▶ **Input rows**

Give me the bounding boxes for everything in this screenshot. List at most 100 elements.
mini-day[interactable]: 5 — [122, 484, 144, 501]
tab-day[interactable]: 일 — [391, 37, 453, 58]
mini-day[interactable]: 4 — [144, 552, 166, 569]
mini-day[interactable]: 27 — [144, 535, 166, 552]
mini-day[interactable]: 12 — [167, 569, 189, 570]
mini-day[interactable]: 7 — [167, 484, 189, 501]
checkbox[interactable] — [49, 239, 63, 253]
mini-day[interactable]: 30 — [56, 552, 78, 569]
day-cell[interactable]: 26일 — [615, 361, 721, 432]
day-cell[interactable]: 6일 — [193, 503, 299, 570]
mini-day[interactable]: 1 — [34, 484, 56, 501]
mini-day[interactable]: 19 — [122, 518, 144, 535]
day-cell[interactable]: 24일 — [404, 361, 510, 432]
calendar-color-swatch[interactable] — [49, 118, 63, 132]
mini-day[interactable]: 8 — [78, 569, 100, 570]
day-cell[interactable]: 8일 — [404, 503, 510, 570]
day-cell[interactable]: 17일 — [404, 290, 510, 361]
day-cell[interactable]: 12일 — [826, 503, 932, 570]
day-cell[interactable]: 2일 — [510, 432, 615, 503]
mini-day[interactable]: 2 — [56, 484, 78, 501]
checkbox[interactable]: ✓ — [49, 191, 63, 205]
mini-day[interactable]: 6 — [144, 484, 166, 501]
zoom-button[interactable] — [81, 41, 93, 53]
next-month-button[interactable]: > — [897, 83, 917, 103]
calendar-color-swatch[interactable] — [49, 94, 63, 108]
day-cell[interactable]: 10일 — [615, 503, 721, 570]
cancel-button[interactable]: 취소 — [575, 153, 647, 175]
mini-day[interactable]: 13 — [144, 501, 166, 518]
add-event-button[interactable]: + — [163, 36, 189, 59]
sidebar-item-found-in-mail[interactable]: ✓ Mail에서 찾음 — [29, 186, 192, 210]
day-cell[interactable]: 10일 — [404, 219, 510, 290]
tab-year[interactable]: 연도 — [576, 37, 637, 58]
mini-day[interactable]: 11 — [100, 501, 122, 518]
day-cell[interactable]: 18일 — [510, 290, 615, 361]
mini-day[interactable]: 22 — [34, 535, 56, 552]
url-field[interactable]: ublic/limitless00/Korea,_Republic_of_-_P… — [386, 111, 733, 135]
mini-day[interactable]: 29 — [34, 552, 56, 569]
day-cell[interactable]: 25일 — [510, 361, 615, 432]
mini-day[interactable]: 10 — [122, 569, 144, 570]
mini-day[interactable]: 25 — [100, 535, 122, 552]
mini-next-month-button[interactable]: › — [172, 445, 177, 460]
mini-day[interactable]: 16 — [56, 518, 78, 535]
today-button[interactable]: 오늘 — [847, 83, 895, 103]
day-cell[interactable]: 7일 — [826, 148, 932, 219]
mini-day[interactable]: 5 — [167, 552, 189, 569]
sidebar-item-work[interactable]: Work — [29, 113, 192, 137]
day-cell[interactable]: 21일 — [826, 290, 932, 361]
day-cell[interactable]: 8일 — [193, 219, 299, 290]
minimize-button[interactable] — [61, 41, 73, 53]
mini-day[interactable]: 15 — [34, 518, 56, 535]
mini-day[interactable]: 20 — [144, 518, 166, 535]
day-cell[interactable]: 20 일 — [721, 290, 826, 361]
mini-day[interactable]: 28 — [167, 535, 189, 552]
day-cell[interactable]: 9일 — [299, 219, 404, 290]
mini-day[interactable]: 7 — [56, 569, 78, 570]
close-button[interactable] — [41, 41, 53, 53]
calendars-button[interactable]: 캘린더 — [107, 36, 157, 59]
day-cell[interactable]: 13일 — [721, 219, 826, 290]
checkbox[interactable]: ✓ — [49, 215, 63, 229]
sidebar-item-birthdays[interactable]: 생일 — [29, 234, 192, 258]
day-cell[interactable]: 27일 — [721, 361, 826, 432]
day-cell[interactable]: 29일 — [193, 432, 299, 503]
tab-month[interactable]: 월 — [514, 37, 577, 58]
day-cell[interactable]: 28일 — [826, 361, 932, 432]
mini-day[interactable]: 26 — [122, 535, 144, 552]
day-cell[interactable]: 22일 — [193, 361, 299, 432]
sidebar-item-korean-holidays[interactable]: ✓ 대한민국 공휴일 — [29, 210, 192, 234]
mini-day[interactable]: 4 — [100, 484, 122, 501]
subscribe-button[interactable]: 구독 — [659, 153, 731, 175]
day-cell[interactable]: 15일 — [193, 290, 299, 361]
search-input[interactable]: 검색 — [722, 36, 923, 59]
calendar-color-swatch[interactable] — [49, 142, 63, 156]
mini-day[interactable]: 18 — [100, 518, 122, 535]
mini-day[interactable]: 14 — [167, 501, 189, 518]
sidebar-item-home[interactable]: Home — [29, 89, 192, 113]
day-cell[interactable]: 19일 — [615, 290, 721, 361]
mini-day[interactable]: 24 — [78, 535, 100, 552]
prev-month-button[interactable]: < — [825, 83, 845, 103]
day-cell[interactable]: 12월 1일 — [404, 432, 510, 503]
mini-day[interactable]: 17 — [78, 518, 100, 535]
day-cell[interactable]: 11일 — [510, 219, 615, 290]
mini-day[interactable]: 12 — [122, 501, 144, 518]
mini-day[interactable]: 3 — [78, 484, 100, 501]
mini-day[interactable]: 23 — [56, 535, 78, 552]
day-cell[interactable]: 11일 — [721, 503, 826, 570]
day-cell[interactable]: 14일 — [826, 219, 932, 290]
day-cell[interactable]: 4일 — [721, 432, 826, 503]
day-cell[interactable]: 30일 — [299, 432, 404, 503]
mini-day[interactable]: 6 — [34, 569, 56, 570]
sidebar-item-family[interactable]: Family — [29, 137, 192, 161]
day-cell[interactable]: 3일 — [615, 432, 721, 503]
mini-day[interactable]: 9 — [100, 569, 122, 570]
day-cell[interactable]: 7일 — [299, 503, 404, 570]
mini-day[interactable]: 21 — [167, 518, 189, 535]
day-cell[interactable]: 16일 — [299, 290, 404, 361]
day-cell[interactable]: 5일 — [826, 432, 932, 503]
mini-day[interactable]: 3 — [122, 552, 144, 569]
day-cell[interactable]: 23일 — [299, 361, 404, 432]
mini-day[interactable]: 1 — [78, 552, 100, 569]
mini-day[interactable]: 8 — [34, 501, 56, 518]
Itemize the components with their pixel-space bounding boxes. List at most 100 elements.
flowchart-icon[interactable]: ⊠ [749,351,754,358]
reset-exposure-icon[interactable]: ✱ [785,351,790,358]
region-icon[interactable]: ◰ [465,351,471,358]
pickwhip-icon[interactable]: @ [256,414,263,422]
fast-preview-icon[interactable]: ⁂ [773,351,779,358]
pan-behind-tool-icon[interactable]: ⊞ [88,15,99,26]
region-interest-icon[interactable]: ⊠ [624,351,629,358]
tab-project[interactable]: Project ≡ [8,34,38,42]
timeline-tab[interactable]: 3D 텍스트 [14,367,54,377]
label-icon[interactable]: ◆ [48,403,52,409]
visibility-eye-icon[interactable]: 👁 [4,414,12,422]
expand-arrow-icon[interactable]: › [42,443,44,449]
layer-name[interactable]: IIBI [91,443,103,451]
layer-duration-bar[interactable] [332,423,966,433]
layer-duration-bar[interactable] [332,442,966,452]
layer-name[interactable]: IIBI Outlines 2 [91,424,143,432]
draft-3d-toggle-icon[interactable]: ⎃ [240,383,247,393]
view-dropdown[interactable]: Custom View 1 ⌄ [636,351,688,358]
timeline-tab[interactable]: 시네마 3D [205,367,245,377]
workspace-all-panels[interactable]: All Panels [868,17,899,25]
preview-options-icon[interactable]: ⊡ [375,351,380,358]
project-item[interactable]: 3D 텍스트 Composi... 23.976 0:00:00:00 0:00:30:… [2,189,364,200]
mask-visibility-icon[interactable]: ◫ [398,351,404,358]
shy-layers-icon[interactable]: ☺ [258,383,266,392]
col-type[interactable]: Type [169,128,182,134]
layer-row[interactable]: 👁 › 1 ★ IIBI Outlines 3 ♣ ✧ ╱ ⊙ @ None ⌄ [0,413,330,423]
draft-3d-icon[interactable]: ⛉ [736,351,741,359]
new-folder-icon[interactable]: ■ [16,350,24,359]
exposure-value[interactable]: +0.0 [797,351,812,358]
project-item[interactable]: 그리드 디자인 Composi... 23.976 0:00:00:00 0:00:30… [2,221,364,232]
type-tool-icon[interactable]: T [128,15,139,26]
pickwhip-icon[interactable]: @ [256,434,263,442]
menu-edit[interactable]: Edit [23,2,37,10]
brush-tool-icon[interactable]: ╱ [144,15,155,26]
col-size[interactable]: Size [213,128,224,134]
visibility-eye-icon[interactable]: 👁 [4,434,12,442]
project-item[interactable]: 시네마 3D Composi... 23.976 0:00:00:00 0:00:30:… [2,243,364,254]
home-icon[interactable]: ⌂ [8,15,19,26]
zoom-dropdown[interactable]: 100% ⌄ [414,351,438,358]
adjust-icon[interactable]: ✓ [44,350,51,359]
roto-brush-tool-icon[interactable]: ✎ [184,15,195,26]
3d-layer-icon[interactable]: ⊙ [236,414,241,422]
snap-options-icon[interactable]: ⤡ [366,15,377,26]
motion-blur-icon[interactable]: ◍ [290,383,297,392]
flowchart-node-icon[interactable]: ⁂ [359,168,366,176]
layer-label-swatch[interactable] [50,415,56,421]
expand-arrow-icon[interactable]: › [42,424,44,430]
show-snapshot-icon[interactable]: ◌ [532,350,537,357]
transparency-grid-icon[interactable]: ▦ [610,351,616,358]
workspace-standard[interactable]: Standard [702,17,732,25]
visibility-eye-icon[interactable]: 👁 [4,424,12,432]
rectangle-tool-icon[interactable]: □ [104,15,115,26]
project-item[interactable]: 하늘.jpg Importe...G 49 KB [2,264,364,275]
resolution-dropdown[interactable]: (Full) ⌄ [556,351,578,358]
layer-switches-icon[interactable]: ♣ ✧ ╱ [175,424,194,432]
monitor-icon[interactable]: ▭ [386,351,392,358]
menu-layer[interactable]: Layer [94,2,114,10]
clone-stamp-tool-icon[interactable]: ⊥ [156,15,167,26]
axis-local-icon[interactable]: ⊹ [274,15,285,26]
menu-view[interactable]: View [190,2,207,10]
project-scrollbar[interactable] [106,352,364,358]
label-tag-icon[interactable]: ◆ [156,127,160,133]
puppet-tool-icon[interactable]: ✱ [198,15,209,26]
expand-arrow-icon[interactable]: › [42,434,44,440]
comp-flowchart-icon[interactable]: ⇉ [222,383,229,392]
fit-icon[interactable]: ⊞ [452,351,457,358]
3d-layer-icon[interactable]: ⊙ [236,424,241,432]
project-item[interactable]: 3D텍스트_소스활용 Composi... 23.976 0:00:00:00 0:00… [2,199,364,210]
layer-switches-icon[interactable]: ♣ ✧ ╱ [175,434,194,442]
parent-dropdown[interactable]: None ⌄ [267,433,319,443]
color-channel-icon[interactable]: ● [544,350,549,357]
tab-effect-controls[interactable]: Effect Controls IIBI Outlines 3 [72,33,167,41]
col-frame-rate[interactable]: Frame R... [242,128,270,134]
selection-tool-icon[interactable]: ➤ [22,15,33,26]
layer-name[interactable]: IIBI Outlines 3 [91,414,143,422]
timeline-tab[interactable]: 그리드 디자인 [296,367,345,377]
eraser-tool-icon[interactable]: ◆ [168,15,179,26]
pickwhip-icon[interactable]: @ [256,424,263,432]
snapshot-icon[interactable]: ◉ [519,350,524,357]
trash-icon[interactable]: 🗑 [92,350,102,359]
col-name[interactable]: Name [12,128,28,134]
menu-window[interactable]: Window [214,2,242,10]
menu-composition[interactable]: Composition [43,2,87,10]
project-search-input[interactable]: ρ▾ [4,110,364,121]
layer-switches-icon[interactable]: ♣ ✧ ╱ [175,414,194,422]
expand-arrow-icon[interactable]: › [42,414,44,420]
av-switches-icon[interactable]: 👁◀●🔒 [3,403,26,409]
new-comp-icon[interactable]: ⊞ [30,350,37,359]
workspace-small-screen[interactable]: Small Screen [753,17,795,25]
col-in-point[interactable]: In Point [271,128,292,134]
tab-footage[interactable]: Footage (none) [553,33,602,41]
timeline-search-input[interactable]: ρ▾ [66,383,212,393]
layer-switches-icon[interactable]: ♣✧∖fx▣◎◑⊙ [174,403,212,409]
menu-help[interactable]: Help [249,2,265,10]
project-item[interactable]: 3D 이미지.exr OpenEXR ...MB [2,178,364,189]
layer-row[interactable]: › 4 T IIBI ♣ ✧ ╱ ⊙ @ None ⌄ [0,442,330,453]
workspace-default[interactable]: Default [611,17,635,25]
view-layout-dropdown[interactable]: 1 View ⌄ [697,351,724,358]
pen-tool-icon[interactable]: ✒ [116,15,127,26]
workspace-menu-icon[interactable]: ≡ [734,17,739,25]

▶ **Request**
Return the lines that run from the start of the records through the line that contains "day-cell[interactable]: 24일 —", copied exactly, including both ends.

▶ **Task response**
Give me the bounding boxes for everything in this screenshot. List at most 100 elements.
mini-day[interactable]: 5 — [122, 484, 144, 501]
tab-day[interactable]: 일 — [391, 37, 453, 58]
mini-day[interactable]: 4 — [144, 552, 166, 569]
mini-day[interactable]: 27 — [144, 535, 166, 552]
mini-day[interactable]: 12 — [167, 569, 189, 570]
mini-day[interactable]: 7 — [167, 484, 189, 501]
checkbox[interactable] — [49, 239, 63, 253]
mini-day[interactable]: 30 — [56, 552, 78, 569]
day-cell[interactable]: 26일 — [615, 361, 721, 432]
day-cell[interactable]: 6일 — [193, 503, 299, 570]
mini-day[interactable]: 1 — [34, 484, 56, 501]
mini-day[interactable]: 19 — [122, 518, 144, 535]
day-cell[interactable]: 24일 — [404, 361, 510, 432]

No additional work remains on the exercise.